> _Short exercise_
The answer is a single number: how many lines hold the string "median".

> _Provided data_
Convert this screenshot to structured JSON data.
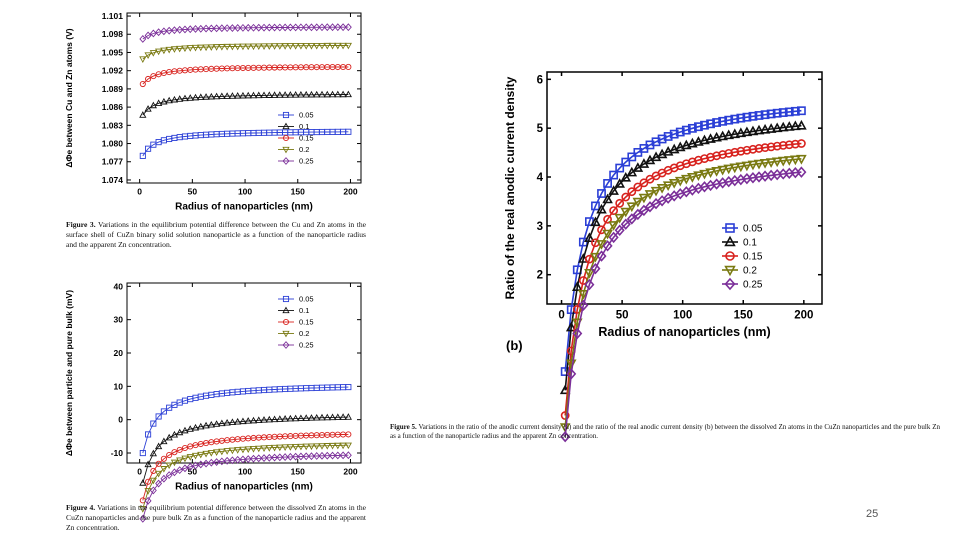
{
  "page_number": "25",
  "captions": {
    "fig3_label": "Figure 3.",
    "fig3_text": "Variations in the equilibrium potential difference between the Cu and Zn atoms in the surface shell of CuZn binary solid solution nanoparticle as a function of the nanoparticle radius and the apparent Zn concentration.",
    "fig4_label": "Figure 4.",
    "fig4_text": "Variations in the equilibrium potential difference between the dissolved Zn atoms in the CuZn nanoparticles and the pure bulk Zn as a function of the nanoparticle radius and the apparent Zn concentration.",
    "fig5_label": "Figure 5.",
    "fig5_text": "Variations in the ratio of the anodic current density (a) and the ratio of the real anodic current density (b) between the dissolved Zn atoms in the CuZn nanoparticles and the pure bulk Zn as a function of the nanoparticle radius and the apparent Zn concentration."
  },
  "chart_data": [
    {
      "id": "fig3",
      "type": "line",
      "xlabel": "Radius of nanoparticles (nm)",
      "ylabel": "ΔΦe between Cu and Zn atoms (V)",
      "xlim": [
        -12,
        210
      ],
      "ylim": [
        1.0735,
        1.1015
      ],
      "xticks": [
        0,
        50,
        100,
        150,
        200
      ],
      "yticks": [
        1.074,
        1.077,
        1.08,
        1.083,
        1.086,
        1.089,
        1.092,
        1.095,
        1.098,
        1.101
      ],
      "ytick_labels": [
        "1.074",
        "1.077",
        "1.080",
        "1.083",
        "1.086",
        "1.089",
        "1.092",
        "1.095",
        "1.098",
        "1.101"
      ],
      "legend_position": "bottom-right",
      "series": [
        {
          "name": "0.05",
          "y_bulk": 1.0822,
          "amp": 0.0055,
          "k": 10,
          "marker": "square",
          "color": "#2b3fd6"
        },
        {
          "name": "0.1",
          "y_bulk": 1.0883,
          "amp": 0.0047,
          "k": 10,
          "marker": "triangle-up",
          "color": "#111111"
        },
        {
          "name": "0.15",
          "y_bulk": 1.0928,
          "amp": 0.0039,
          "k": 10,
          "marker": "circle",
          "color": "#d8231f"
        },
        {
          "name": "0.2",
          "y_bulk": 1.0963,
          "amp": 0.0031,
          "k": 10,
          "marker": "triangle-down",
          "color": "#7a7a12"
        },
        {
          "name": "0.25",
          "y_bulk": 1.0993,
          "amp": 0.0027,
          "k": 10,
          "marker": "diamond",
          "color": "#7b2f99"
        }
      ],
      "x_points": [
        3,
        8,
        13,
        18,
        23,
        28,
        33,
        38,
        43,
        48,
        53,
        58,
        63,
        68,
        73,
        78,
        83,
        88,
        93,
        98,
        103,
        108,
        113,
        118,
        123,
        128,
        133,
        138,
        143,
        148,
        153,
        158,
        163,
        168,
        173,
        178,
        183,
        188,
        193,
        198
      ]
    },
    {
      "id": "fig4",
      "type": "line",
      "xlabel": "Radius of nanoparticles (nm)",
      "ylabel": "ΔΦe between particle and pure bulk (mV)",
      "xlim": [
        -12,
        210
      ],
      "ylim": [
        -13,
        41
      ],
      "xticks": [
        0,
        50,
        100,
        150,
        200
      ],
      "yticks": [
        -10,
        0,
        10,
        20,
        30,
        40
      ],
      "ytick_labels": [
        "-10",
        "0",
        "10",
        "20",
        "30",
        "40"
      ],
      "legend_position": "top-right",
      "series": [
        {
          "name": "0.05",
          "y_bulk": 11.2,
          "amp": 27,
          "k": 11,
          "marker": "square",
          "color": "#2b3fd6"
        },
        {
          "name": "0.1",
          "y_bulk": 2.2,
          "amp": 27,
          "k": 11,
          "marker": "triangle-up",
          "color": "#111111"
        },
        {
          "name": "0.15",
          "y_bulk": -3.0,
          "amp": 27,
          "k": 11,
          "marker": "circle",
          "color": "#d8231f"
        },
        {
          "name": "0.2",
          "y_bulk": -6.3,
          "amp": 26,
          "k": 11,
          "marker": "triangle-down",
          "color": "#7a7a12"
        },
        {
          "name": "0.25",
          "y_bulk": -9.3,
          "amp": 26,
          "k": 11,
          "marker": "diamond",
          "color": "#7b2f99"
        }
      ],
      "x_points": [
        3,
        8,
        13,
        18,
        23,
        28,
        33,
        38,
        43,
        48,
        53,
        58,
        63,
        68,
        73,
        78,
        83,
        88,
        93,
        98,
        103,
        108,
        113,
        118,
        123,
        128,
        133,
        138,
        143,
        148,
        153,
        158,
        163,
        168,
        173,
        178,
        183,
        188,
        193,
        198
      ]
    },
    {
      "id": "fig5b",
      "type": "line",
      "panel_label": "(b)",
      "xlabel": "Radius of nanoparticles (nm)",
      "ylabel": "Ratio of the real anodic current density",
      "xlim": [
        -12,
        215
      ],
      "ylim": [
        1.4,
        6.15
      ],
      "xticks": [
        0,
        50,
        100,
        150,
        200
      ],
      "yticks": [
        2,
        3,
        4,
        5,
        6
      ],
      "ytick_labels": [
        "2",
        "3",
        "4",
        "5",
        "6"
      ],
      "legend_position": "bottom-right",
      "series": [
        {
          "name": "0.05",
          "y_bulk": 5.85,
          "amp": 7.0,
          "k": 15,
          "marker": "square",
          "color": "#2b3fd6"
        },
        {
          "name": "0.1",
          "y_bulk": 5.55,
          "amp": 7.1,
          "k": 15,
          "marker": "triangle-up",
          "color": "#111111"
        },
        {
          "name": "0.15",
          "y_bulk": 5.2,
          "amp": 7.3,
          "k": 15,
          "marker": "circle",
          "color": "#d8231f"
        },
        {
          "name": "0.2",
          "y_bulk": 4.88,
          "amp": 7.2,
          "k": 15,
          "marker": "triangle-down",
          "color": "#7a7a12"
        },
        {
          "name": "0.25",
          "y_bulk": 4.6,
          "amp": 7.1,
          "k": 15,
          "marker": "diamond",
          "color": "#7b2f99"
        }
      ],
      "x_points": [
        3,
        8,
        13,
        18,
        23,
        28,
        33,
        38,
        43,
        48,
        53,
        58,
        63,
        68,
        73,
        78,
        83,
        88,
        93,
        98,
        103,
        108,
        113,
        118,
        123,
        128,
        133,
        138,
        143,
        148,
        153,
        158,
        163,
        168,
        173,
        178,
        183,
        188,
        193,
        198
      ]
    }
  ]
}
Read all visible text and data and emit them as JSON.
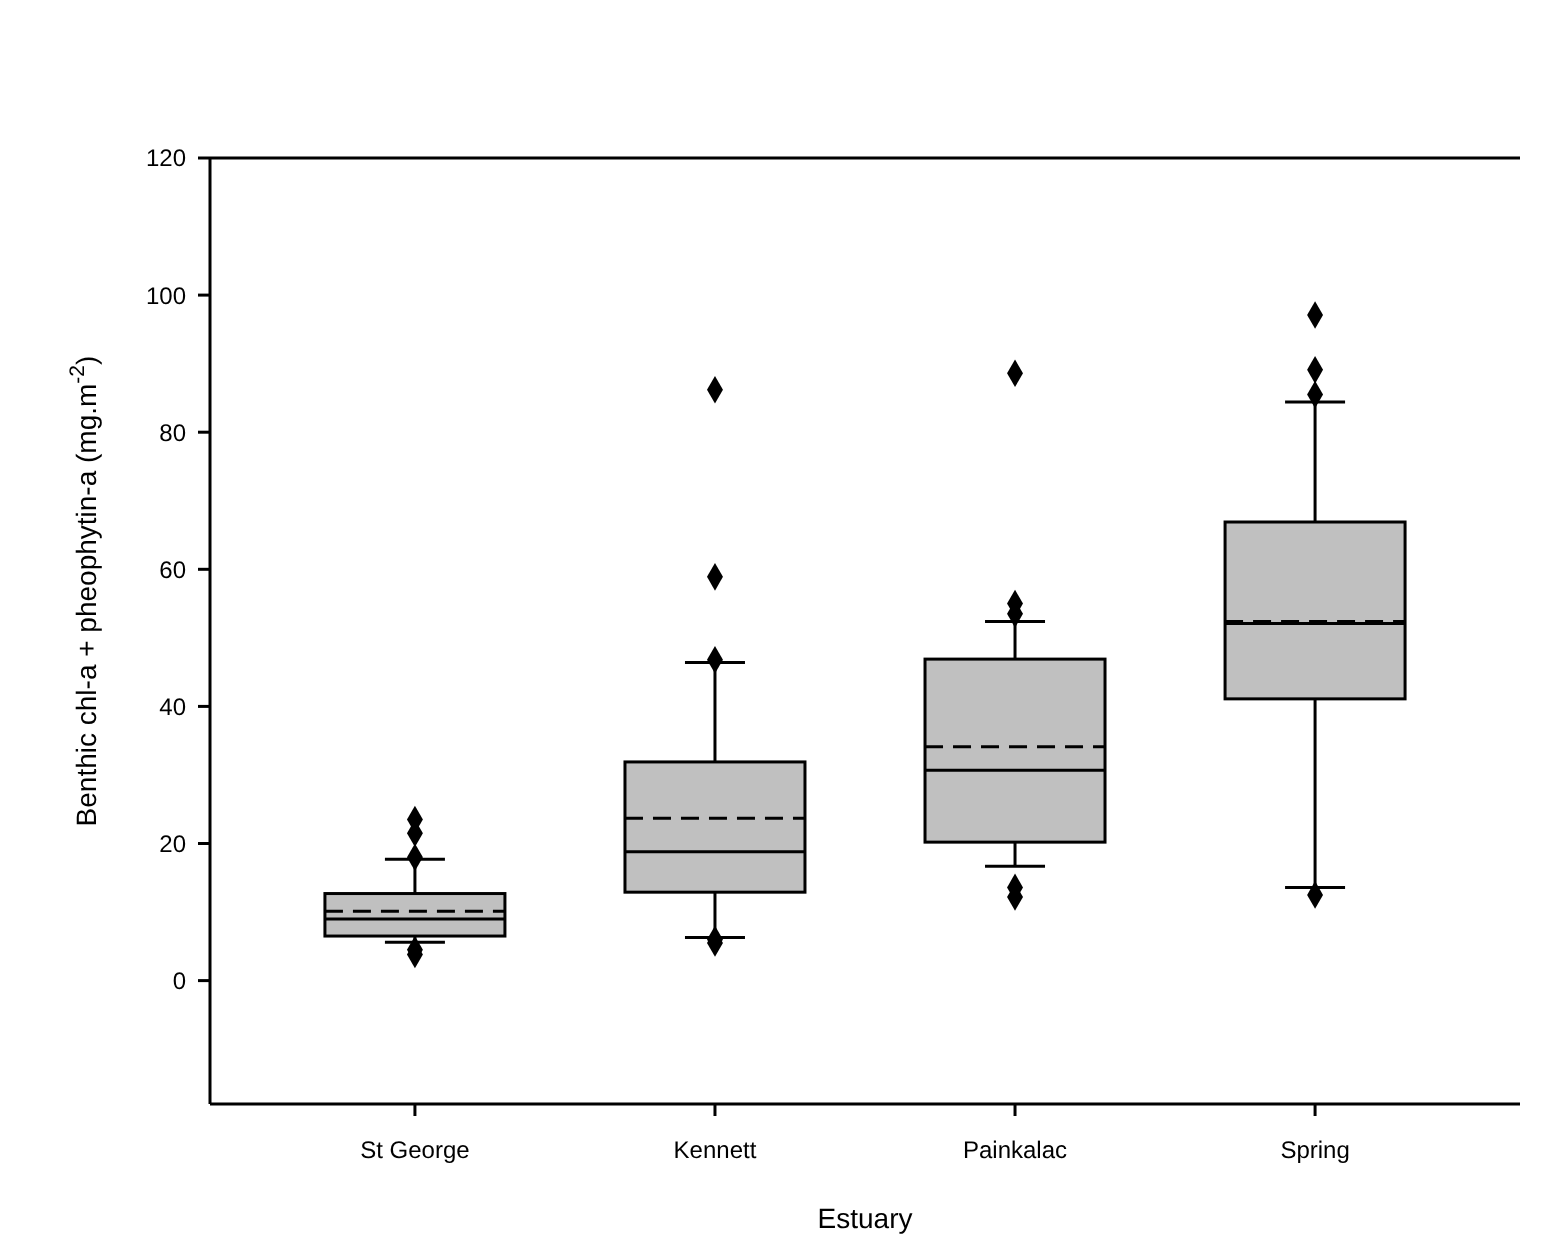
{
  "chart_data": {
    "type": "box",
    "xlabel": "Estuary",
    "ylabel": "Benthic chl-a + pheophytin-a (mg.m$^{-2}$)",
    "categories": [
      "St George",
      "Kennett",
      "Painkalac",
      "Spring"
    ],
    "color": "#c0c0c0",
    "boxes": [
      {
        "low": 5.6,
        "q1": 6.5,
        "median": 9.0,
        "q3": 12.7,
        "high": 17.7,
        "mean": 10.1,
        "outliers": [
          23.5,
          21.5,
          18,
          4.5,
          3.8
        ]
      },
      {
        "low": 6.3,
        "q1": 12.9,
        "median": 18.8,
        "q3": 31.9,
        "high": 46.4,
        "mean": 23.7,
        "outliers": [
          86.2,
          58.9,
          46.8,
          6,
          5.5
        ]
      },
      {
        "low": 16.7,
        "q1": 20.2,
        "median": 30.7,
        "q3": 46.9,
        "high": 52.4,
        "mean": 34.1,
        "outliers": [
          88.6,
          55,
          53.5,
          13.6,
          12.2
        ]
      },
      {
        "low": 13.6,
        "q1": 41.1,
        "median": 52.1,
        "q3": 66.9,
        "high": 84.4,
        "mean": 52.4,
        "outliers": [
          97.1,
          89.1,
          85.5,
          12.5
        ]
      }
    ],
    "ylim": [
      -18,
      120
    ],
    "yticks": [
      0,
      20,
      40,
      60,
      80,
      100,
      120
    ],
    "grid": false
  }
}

> _In response_
4